** Directive **
Will you write out the data exactly, excluding every picture?

** Source records **
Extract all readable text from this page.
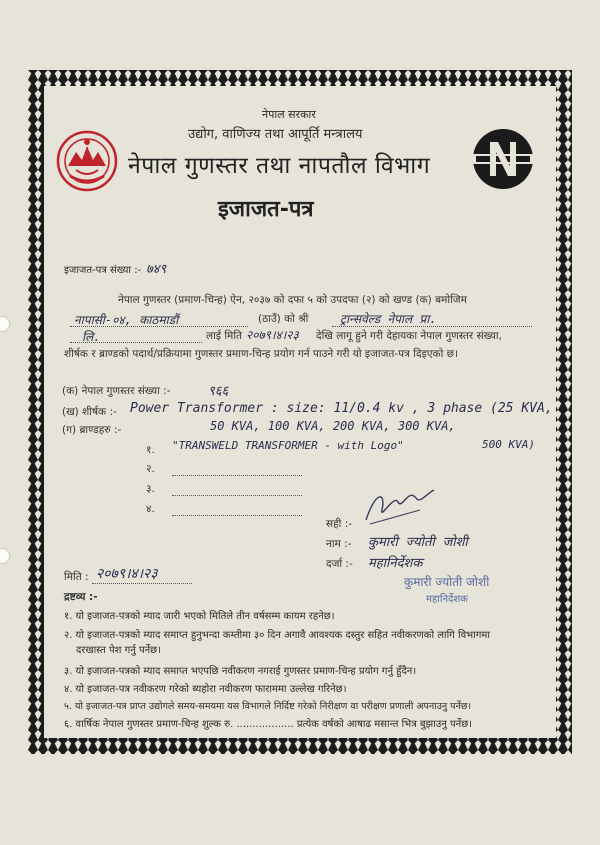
नेपाल सरकार
उद्योग, वाणिज्य तथा आपूर्ति मन्त्रालय
नेपाल गुणस्तर तथा नापतौल विभाग
इजाजत-पत्र
इजाजत-पत्र संख्या :- ७४९
नेपाल गुणस्तर (प्रमाण-चिन्ह) ऐन, २०३७ को दफा ५ को उपदफा (२) को खण्ड (क) बमोजिम
नापासी-०४, काठमाडौं	(ठाउँ) को श्री	ट्रान्सवेल्ड नेपाल प्रा.
लि.	लाई मिति २०७९।४।२३ देखि लागू हुने गरी देहायका नेपाल गुणस्तर संख्या,
शीर्षक र ब्राण्डको पदार्थ/प्रक्रियामा गुणस्तर प्रमाण-चिन्ह प्रयोग गर्न पाउने गरी यो इजाजत-पत्र दिइएको छ।
(क) नेपाल गुणस्तर संख्या :-	९६६
(ख) शीर्षक :- Power Transformer : size: 11/0.4 kv , 3 phase (25 KVA,
50 KVA, 100 KVA, 200 KVA, 300 KVA,
(ग) ब्राण्डहरु :-
१. "TRANSWELD TRANSFORMER - with Logo"	500 KVA)
२.
३.
४.
सही :-
नाम :- कुमारी ज्योती जोशी
दर्जा :- महानिर्देशक
कुमारी ज्योती जोशी
महानिर्देशक
मिति : २०७९।४।२३
द्रष्टव्य :-
१. यो इजाजत-पत्रको म्याद जारी भएको मितिले तीन वर्षसम्म कायम रहनेछ।
२. यो इजाजत-पत्रको म्याद समाप्त हुनुभन्दा कम्तीमा ३० दिन अगावै आवश्यक दस्तुर सहित नवीकरणको लागि विभागमा
दरखास्त पेश गर्नु पर्नेछ।
३. यो इजाजत-पत्रको म्याद समाप्त भएपछि नवीकरण नगराई गुणस्तर प्रमाण-चिन्ह प्रयोग गर्नु हुँदैन।
४. यो इजाजत-पत्र नवीकरण गरेको ब्यहोरा नवीकरण फाराममा उल्लेख गरिनेछ।
५. यो इजाजत-पत्र प्राप्त उद्योगले समय-समयमा यस विभागले निर्दिष्ट गरेको निरीक्षण वा परीक्षण प्रणाली अपनाउनु पर्नेछ।
६. वार्षिक नेपाल गुणस्तर प्रमाण-चिन्ह शुल्क रु. .................. प्रत्येक वर्षको आषाढ मसान्त भित्र बुझाउनु पर्नेछ।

** Correct output **
Extract all readable text from this page.
नेपाल सरकार
उद्योग, वाणिज्य तथा आपूर्ति मन्त्रालय
नेपाल गुणस्तर तथा नापतौल विभाग
इजाजत-पत्र
इजाजत-पत्र संख्या :- ७४९
नेपाल गुणस्तर (प्रमाण-चिन्ह) ऐन, २०३७ को दफा ५ को उपदफा (२) को खण्ड (क) बमोजिम
नापासी-०४, काठमाडौं	(ठाउँ) को श्री	ट्रान्सवेल्ड नेपाल प्रा.
लि.	लाई मिति २०७९।४।२३ देखि लागू हुने गरी देहायका नेपाल गुणस्तर संख्या,
शीर्षक र ब्राण्डको पदार्थ/प्रक्रियामा गुणस्तर प्रमाण-चिन्ह प्रयोग गर्न पाउने गरी यो इजाजत-पत्र दिइएको छ।
(क) नेपाल गुणस्तर संख्या :-	९६६
(ख) शीर्षक :- Power Transformer : size: 11/0.4 kv , 3 phase (25 KVA,
50 KVA, 100 KVA, 200 KVA, 300 KVA,
(ग) ब्राण्डहरु :-
१. "TRANSWELD TRANSFORMER - with Logo"	500 KVA)
२.
३.
४.
सही :-
नाम :- कुमारी ज्योती जोशी
दर्जा :- महानिर्देशक
कुमारी ज्योती जोशी
महानिर्देशक
मिति : २०७९।४।२३
द्रष्टव्य :-
१. यो इजाजत-पत्रको म्याद जारी भएको मितिले तीन वर्षसम्म कायम रहनेछ।
२. यो इजाजत-पत्रको म्याद समाप्त हुनुभन्दा कम्तीमा ३० दिन अगावै आवश्यक दस्तुर सहित नवीकरणको लागि विभागमा
दरखास्त पेश गर्नु पर्नेछ।
३. यो इजाजत-पत्रको म्याद समाप्त भएपछि नवीकरण नगराई गुणस्तर प्रमाण-चिन्ह प्रयोग गर्नु हुँदैन।
४. यो इजाजत-पत्र नवीकरण गरेको ब्यहोरा नवीकरण फाराममा उल्लेख गरिनेछ।
५. यो इजाजत-पत्र प्राप्त उद्योगले समय-समयमा यस विभागले निर्दिष्ट गरेको निरीक्षण वा परीक्षण प्रणाली अपनाउनु पर्नेछ।
६. वार्षिक नेपाल गुणस्तर प्रमाण-चिन्ह शुल्क रु. .................. प्रत्येक वर्षको आषाढ मसान्त भित्र बुझाउनु पर्नेछ।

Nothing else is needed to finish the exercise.